___ Data provided

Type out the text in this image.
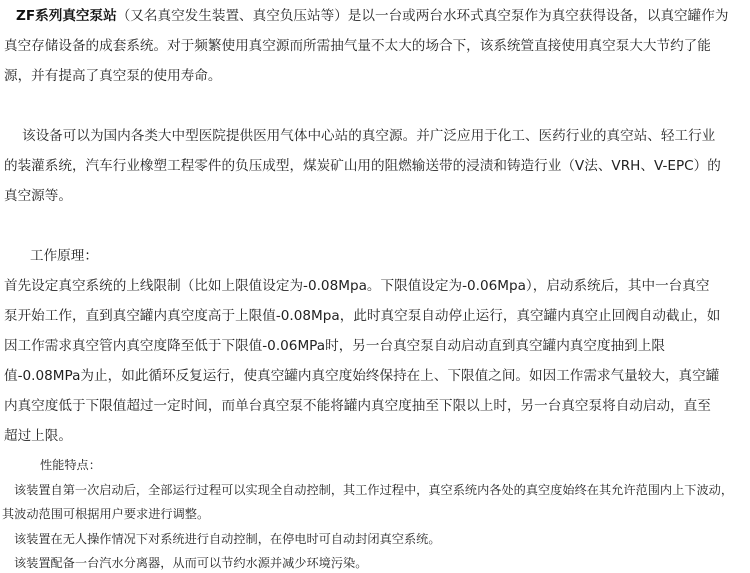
ZF系列真空泵站（又名真空发生装置、真空负压站等）是以一台或两台水环式真空泵作为真空获得设备，以真空罐作为
真空存储设备的成套系统。对于频繁使用真空源而所需抽气量不太大的场合下，该系统箮直接使用真空泵大大节约了能
源，并有提高了真空泵的使用寿命。
该设备可以为国内各类大中型医院提供医用气体中心站的真空源。并广泛应用于化工、医药行业的真空站、轻工行业
的装灌系统，汽车行业橡塑工程零件的负压成型，煤炭矿山用的阻燃输送带的浸渍和铸造行业（V法、VRH、V-EPC）的
真空源等。
工作原理：
首先设定真空系统的上线限制（比如上限值设定为-0.08Mpa。下限值设定为-0.06Mpa），启动系统后，其中一台真空
泵开始工作，直到真空罐内真空度高于上限值-0.08Mpa，此时真空泵自动停止运行，真空罐内真空止回阀自动截止，如
因工作需求真空管内真空度降至低于下限值-0.06MPa时，另一台真空泵自动启动直到真空罐内真空度抽到上限
值-0.08MPa为止，如此循环反复运行，使真空罐内真空度始终保持在上、下限值之间。如因工作需求气量较大，真空罐
内真空度低于下限值超过一定时间，而单台真空泵不能将罐内真空度抽至下限以上时，另一台真空泵将自动启动，直至
超过上限。
性能特点：
该装置自第一次启动后，全部运行过程可以实现全自动控制，其工作过程中，真空系统内各处的真空度始终在其允许范围内上下波动，
其波动范围可根据用户要求进行调整。
该装置在无人操作情况下对系统进行自动控制，在停电时可自动封闭真空系统。
该装置配备一台汽水分离器，从而可以节约水源并减少环境污染。
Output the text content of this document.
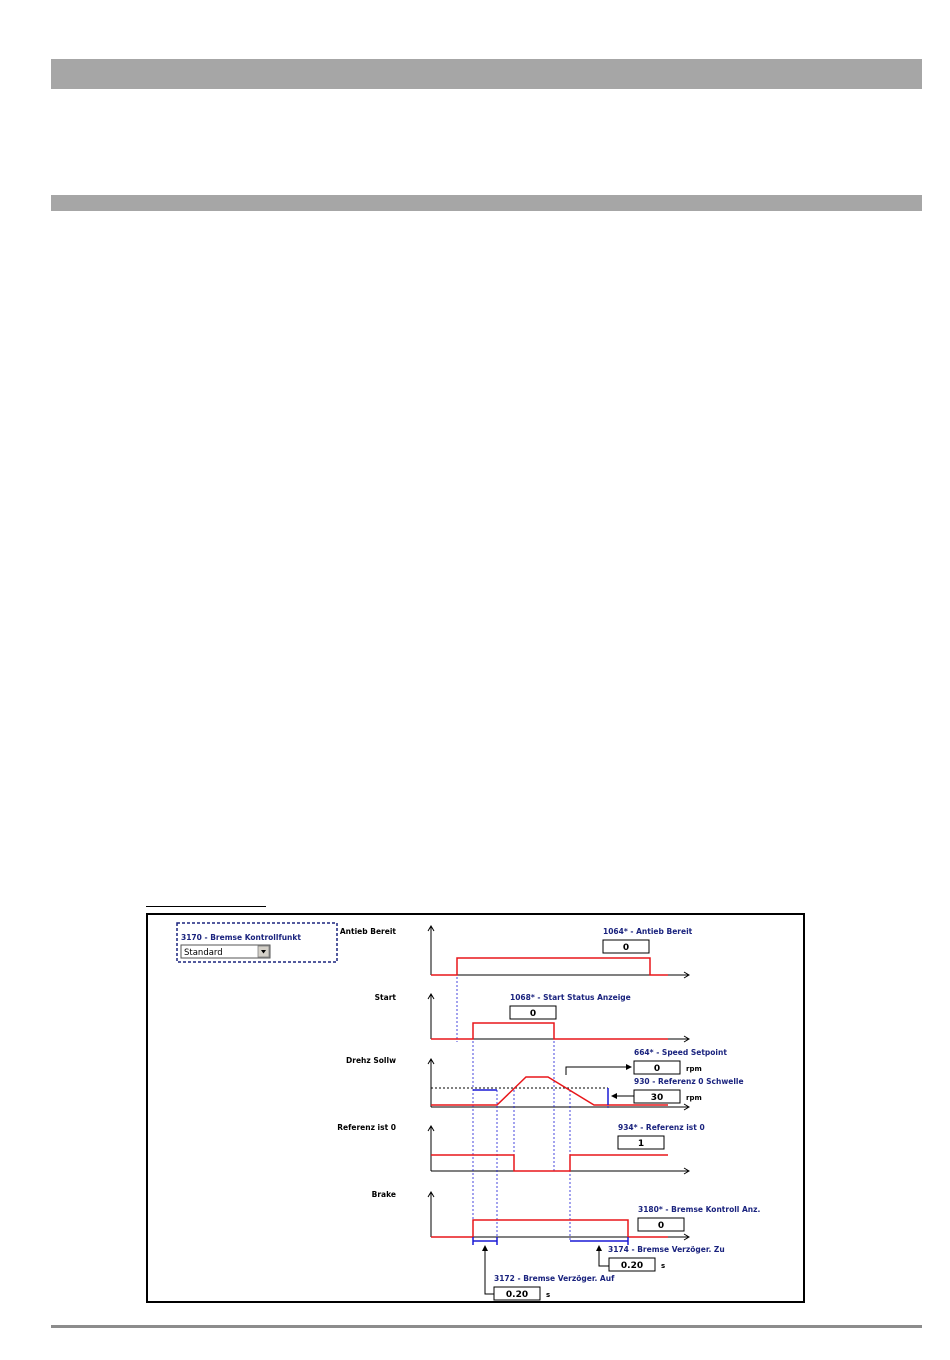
3170 - Bremse Kontrollfunkt
Standard
Antieb Bereit
Start
Drehz Sollw
Referenz ist 0
Brake
1064* - Antieb Bereit
0
1068* - Start Status Anzeige
0
664* - Speed Setpoint
0	rpm
930 - Referenz 0 Schwelle
30	rpm
934* - Referenz ist 0
1
3180* - Bremse Kontroll Anz.
0
3174 - Bremse Verzöger. Zu
0.20	s
3172 - Bremse Verzöger. Auf
0.20	s
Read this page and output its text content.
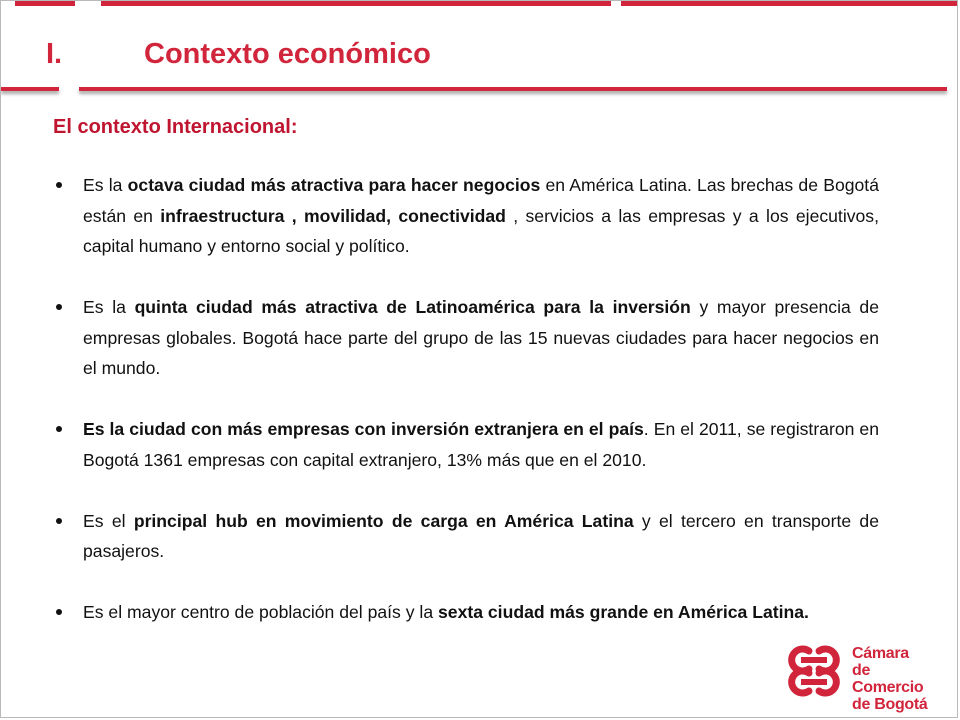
I.	Contexto económico
El contexto Internacional:
Es la octava ciudad más atractiva para hacer negocios en América Latina. Las brechas de Bogotá están en infraestructura , movilidad, conectividad , servicios a las empresas y a los ejecutivos, capital humano y entorno social y político.
Es la quinta ciudad más atractiva de Latinoamérica para la inversión y mayor presencia de empresas globales. Bogotá hace parte del grupo de las 15 nuevas ciudades para hacer negocios en el mundo.
Es la ciudad con más empresas con inversión extranjera en el país. En el 2011, se registraron en Bogotá 1361 empresas con capital extranjero, 13% más que en el 2010.
Es el principal hub en movimiento de carga en América Latina y el tercero en transporte de pasajeros.
Es el mayor centro de población del país y la sexta ciudad más grande en América Latina.
Cámara
de Comercio
de Bogotá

______

Given request
Omit every image. Quote each record exactly.

Exercise solution
Type out the text in this image.
ZF系列真空泵站（又名真空发生装置、真空负压站等）是以一台或两台水环式真空泵作为真空获得设备，以真空罐作为
真空存储设备的成套系统。对于频繁使用真空源而所需抽气量不太大的场合下，该系统箮直接使用真空泵大大节约了能
源，并有提高了真空泵的使用寿命。
该设备可以为国内各类大中型医院提供医用气体中心站的真空源。并广泛应用于化工、医药行业的真空站、轻工行业
的装灌系统，汽车行业橡塑工程零件的负压成型，煤炭矿山用的阻燃输送带的浸渍和铸造行业（V法、VRH、V-EPC）的
真空源等。
工作原理：
首先设定真空系统的上线限制（比如上限值设定为-0.08Mpa。下限值设定为-0.06Mpa），启动系统后，其中一台真空
泵开始工作，直到真空罐内真空度高于上限值-0.08Mpa，此时真空泵自动停止运行，真空罐内真空止回阀自动截止，如
因工作需求真空管内真空度降至低于下限值-0.06MPa时，另一台真空泵自动启动直到真空罐内真空度抽到上限
值-0.08MPa为止，如此循环反复运行，使真空罐内真空度始终保持在上、下限值之间。如因工作需求气量较大，真空罐
内真空度低于下限值超过一定时间，而单台真空泵不能将罐内真空度抽至下限以上时，另一台真空泵将自动启动，直至
超过上限。
性能特点：
该装置自第一次启动后，全部运行过程可以实现全自动控制，其工作过程中，真空系统内各处的真空度始终在其允许范围内上下波动，
其波动范围可根据用户要求进行调整。
该装置在无人操作情况下对系统进行自动控制，在停电时可自动封闭真空系统。
该装置配备一台汽水分离器，从而可以节约水源并减少环境污染。
Output the text content of this document.
3170 - Bremse Kontrollfunkt
Standard
Antieb Bereit
Start
Drehz Sollw
Referenz ist 0
Brake
1064* - Antieb Bereit
0
1068* - Start Status Anzeige
0
664* - Speed Setpoint
0	rpm
930 - Referenz 0 Schwelle
30	rpm
934* - Referenz ist 0
1
3180* - Bremse Kontroll Anz.
0
3174 - Bremse Verzöger. Zu
0.20	s
3172 - Bremse Verzöger. Auf
0.20	s
Read this page and output its text content.
I.	Contexto económico
El contexto Internacional:
Es la octava ciudad más atractiva para hacer negocios en América Latina. Las brechas de Bogotá están en infraestructura , movilidad, conectividad , servicios a las empresas y a los ejecutivos, capital humano y entorno social y político.
Es la quinta ciudad más atractiva de Latinoamérica para la inversión y mayor presencia de empresas globales. Bogotá hace parte del grupo de las 15 nuevas ciudades para hacer negocios en el mundo.
Es la ciudad con más empresas con inversión extranjera en el país. En el 2011, se registraron en Bogotá 1361 empresas con capital extranjero, 13% más que en el 2010.
Es el principal hub en movimiento de carga en América Latina y el tercero en transporte de pasajeros.
Es el mayor centro de población del país y la sexta ciudad más grande en América Latina.
Cámara
de Comercio
de Bogotá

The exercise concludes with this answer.